▶ [Aim]: Write out the full set of records below exactly.

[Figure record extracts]
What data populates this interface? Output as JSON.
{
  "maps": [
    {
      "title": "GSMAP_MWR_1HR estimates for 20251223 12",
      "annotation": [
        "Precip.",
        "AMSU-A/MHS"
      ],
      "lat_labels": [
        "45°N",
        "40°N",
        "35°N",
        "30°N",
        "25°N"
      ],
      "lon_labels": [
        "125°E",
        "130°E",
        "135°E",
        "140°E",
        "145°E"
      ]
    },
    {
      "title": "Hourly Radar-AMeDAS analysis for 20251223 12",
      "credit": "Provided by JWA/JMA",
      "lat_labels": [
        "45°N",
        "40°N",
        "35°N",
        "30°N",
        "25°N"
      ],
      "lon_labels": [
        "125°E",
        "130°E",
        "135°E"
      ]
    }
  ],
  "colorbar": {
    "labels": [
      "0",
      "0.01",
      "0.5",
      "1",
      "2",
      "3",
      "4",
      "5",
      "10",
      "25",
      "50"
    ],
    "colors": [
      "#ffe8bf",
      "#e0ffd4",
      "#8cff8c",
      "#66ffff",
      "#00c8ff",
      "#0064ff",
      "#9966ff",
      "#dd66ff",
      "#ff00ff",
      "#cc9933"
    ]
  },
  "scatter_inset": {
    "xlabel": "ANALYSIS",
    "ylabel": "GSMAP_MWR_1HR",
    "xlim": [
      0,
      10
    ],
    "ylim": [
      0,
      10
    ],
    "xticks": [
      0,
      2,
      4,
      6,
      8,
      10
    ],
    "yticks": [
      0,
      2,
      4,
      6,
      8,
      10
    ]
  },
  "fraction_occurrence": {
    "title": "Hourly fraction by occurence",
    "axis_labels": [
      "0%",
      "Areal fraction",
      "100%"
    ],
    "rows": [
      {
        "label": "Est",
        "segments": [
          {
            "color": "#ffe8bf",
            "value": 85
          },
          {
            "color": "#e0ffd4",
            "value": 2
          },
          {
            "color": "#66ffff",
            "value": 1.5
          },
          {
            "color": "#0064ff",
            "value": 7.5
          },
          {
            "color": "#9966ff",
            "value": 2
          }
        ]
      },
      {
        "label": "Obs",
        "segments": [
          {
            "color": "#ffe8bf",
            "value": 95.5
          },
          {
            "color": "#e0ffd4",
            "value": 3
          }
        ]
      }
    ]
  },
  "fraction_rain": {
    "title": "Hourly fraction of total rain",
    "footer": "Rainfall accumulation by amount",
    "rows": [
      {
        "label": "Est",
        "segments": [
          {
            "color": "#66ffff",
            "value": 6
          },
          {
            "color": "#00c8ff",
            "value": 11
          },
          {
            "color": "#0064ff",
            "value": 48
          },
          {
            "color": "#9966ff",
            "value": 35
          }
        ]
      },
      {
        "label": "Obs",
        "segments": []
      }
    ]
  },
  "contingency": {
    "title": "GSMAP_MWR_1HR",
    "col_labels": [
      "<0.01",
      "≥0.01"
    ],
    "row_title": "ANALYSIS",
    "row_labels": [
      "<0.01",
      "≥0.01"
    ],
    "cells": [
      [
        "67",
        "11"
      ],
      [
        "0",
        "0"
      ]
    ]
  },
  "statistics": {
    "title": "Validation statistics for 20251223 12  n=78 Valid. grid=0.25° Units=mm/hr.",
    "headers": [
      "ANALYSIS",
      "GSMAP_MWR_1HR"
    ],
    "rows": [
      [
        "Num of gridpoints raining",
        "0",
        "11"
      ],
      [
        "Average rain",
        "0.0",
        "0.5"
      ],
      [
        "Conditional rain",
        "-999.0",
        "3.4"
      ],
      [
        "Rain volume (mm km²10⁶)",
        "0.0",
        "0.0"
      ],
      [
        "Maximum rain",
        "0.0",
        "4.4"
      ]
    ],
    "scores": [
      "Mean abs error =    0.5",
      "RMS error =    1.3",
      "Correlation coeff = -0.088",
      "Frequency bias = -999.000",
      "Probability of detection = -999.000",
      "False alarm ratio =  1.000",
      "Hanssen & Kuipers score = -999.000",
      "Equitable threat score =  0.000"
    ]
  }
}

▶ [Expected output]:
What data populates this interface? Output as JSON.
{
  "maps": [
    {
      "title": "GSMAP_MWR_1HR estimates for 20251223 12",
      "annotation": [
        "Precip.",
        "AMSU-A/MHS"
      ],
      "lat_labels": [
        "45°N",
        "40°N",
        "35°N",
        "30°N",
        "25°N"
      ],
      "lon_labels": [
        "125°E",
        "130°E",
        "135°E",
        "140°E",
        "145°E"
      ]
    },
    {
      "title": "Hourly Radar-AMeDAS analysis for 20251223 12",
      "credit": "Provided by JWA/JMA",
      "lat_labels": [
        "45°N",
        "40°N",
        "35°N",
        "30°N",
        "25°N"
      ],
      "lon_labels": [
        "125°E",
        "130°E",
        "135°E"
      ]
    }
  ],
  "colorbar": {
    "labels": [
      "0",
      "0.01",
      "0.5",
      "1",
      "2",
      "3",
      "4",
      "5",
      "10",
      "25",
      "50"
    ],
    "colors": [
      "#ffe8bf",
      "#e0ffd4",
      "#8cff8c",
      "#66ffff",
      "#00c8ff",
      "#0064ff",
      "#9966ff",
      "#dd66ff",
      "#ff00ff",
      "#cc9933"
    ]
  },
  "scatter_inset": {
    "xlabel": "ANALYSIS",
    "ylabel": "GSMAP_MWR_1HR",
    "xlim": [
      0,
      10
    ],
    "ylim": [
      0,
      10
    ],
    "xticks": [
      0,
      2,
      4,
      6,
      8,
      10
    ],
    "yticks": [
      0,
      2,
      4,
      6,
      8,
      10
    ]
  },
  "fraction_occurrence": {
    "title": "Hourly fraction by occurence",
    "axis_labels": [
      "0%",
      "Areal fraction",
      "100%"
    ],
    "rows": [
      {
        "label": "Est",
        "segments": [
          {
            "color": "#ffe8bf",
            "value": 85
          },
          {
            "color": "#e0ffd4",
            "value": 2
          },
          {
            "color": "#66ffff",
            "value": 1.5
          },
          {
            "color": "#0064ff",
            "value": 7.5
          },
          {
            "color": "#9966ff",
            "value": 2
          }
        ]
      },
      {
        "label": "Obs",
        "segments": [
          {
            "color": "#ffe8bf",
            "value": 95.5
          },
          {
            "color": "#e0ffd4",
            "value": 3
          }
        ]
      }
    ]
  },
  "fraction_rain": {
    "title": "Hourly fraction of total rain",
    "footer": "Rainfall accumulation by amount",
    "rows": [
      {
        "label": "Est",
        "segments": [
          {
            "color": "#66ffff",
            "value": 6
          },
          {
            "color": "#00c8ff",
            "value": 11
          },
          {
            "color": "#0064ff",
            "value": 48
          },
          {
            "color": "#9966ff",
            "value": 35
          }
        ]
      },
      {
        "label": "Obs",
        "segments": []
      }
    ]
  },
  "contingency": {
    "title": "GSMAP_MWR_1HR",
    "col_labels": [
      "<0.01",
      "≥0.01"
    ],
    "row_title": "ANALYSIS",
    "row_labels": [
      "<0.01",
      "≥0.01"
    ],
    "cells": [
      [
        "67",
        "11"
      ],
      [
        "0",
        "0"
      ]
    ]
  },
  "statistics": {
    "title": "Validation statistics for 20251223 12  n=78 Valid. grid=0.25° Units=mm/hr.",
    "headers": [
      "ANALYSIS",
      "GSMAP_MWR_1HR"
    ],
    "rows": [
      [
        "Num of gridpoints raining",
        "0",
        "11"
      ],
      [
        "Average rain",
        "0.0",
        "0.5"
      ],
      [
        "Conditional rain",
        "-999.0",
        "3.4"
      ],
      [
        "Rain volume (mm km²10⁶)",
        "0.0",
        "0.0"
      ],
      [
        "Maximum rain",
        "0.0",
        "4.4"
      ]
    ],
    "scores": [
      "Mean abs error =    0.5",
      "RMS error =    1.3",
      "Correlation coeff = -0.088",
      "Frequency bias = -999.000",
      "Probability of detection = -999.000",
      "False alarm ratio =  1.000",
      "Hanssen & Kuipers score = -999.000",
      "Equitable threat score =  0.000"
    ]
  }
}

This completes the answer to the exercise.